## Prompt
Count how many lines contain the word "培养目标". Please give only the number.

# START OF Dataset records

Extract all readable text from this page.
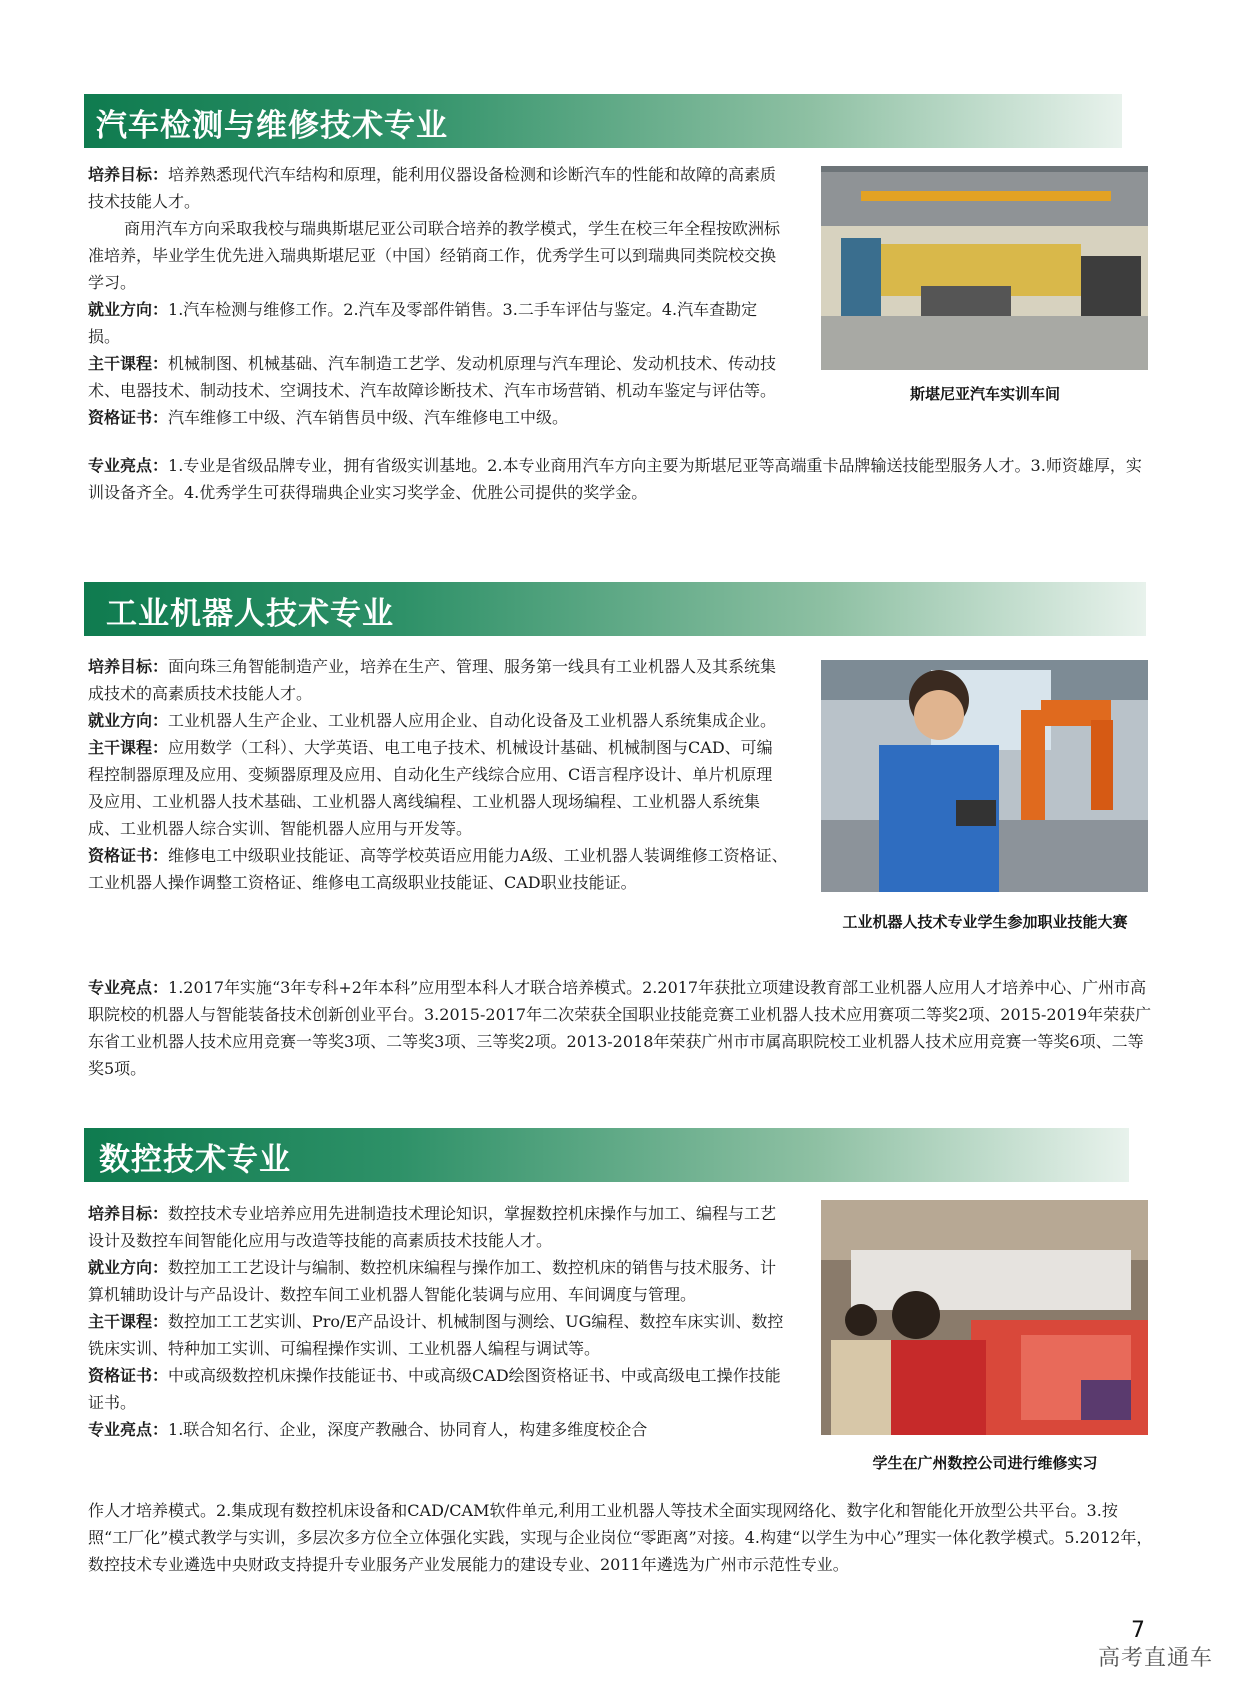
汽车检测与维修技术专业

培养目标：培养熟悉现代汽车结构和原理，能利用仪器设备检测和诊断汽车的性能和故障的高素质技术技能人才。

商用汽车方向采取我校与瑞典斯堪尼亚公司联合培养的教学模式，学生在校三年全程按欧洲标准培养，毕业学生优先进入瑞典斯堪尼亚（中国）经销商工作，优秀学生可以到瑞典同类院校交换学习。

就业方向：1.汽车检测与维修工作。2.汽车及零部件销售。3.二手车评估与鉴定。4.汽车查勘定损。

主干课程：机械制图、机械基础、汽车制造工艺学、发动机原理与汽车理论、发动机技术、传动技术、电器技术、制动技术、空调技术、汽车故障诊断技术、汽车市场营销、机动车鉴定与评估等。

资格证书：汽车维修工中级、汽车销售员中级、汽车维修电工中级。

专业亮点：1.专业是省级品牌专业，拥有省级实训基地。2.本专业商用汽车方向主要为斯堪尼亚等高端重卡品牌输送技能型服务人才。3.师资雄厚，实训设备齐全。4.优秀学生可获得瑞典企业实习奖学金、优胜公司提供的奖学金。

斯堪尼亚汽车实训车间
工业机器人技术专业

培养目标：面向珠三角智能制造产业，培养在生产、管理、服务第一线具有工业机器人及其系统集成技术的高素质技术技能人才。

就业方向：工业机器人生产企业、工业机器人应用企业、自动化设备及工业机器人系统集成企业。

主干课程：应用数学（工科）、大学英语、电工电子技术、机械设计基础、机械制图与CAD、可编程控制器原理及应用、变频器原理及应用、自动化生产线综合应用、C语言程序设计、单片机原理及应用、工业机器人技术基础、工业机器人离线编程、工业机器人现场编程、工业机器人系统集成、工业机器人综合实训、智能机器人应用与开发等。

资格证书：维修电工中级职业技能证、高等学校英语应用能力A级、工业机器人装调维修工资格证、工业机器人操作调整工资格证、维修电工高级职业技能证、CAD职业技能证。

专业亮点：1.2017年实施“3年专科+2年本科”应用型本科人才联合培养模式。2.2017年获批立项建设教育部工业机器人应用人才培养中心、广州市高职院校的机器人与智能装备技术创新创业平台。3.2015-2017年二次荣获全国职业技能竞赛工业机器人技术应用赛项二等奖2项、2015-2019年荣获广东省工业机器人技术应用竞赛一等奖3项、二等奖3项、三等奖2项。2013-2018年荣获广州市市属高职院校工业机器人技术应用竞赛一等奖6项、二等奖5项。

工业机器人技术专业学生参加职业技能大赛
数控技术专业

培养目标：数控技术专业培养应用先进制造技术理论知识，掌握数控机床操作与加工、编程与工艺设计及数控车间智能化应用与改造等技能的高素质技术技能人才。

就业方向：数控加工工艺设计与编制、数控机床编程与操作加工、数控机床的销售与技术服务、计算机辅助设计与产品设计、数控车间工业机器人智能化装调与应用、车间调度与管理。

主干课程：数控加工工艺实训、Pro/E产品设计、机械制图与测绘、UG编程、数控车床实训、数控铣床实训、特种加工实训、可编程操作实训、工业机器人编程与调试等。

资格证书：中或高级数控机床操作技能证书、中或高级CAD绘图资格证书、中或高级电工操作技能证书。

专业亮点：1.联合知名行、企业，深度产教融合、协同育人，构建多维度校企合

作人才培养模式。2.集成现有数控机床设备和CAD/CAM软件单元,利用工业机器人等技术全面实现网络化、数字化和智能化开放型公共平台。3.按照“工厂化”模式教学与实训，多层次多方位全立体强化实践，实现与企业岗位“零距离”对接。4.构建“以学生为中心”理实一体化教学模式。5.2012年，数控技术专业遴选中央财政支持提升专业服务产业发展能力的建设专业、2011年遴选为广州市示范性专业。

学生在广州数控公司进行维修实习
7
高考直通车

# END OF Dataset records

## Finished exercise
3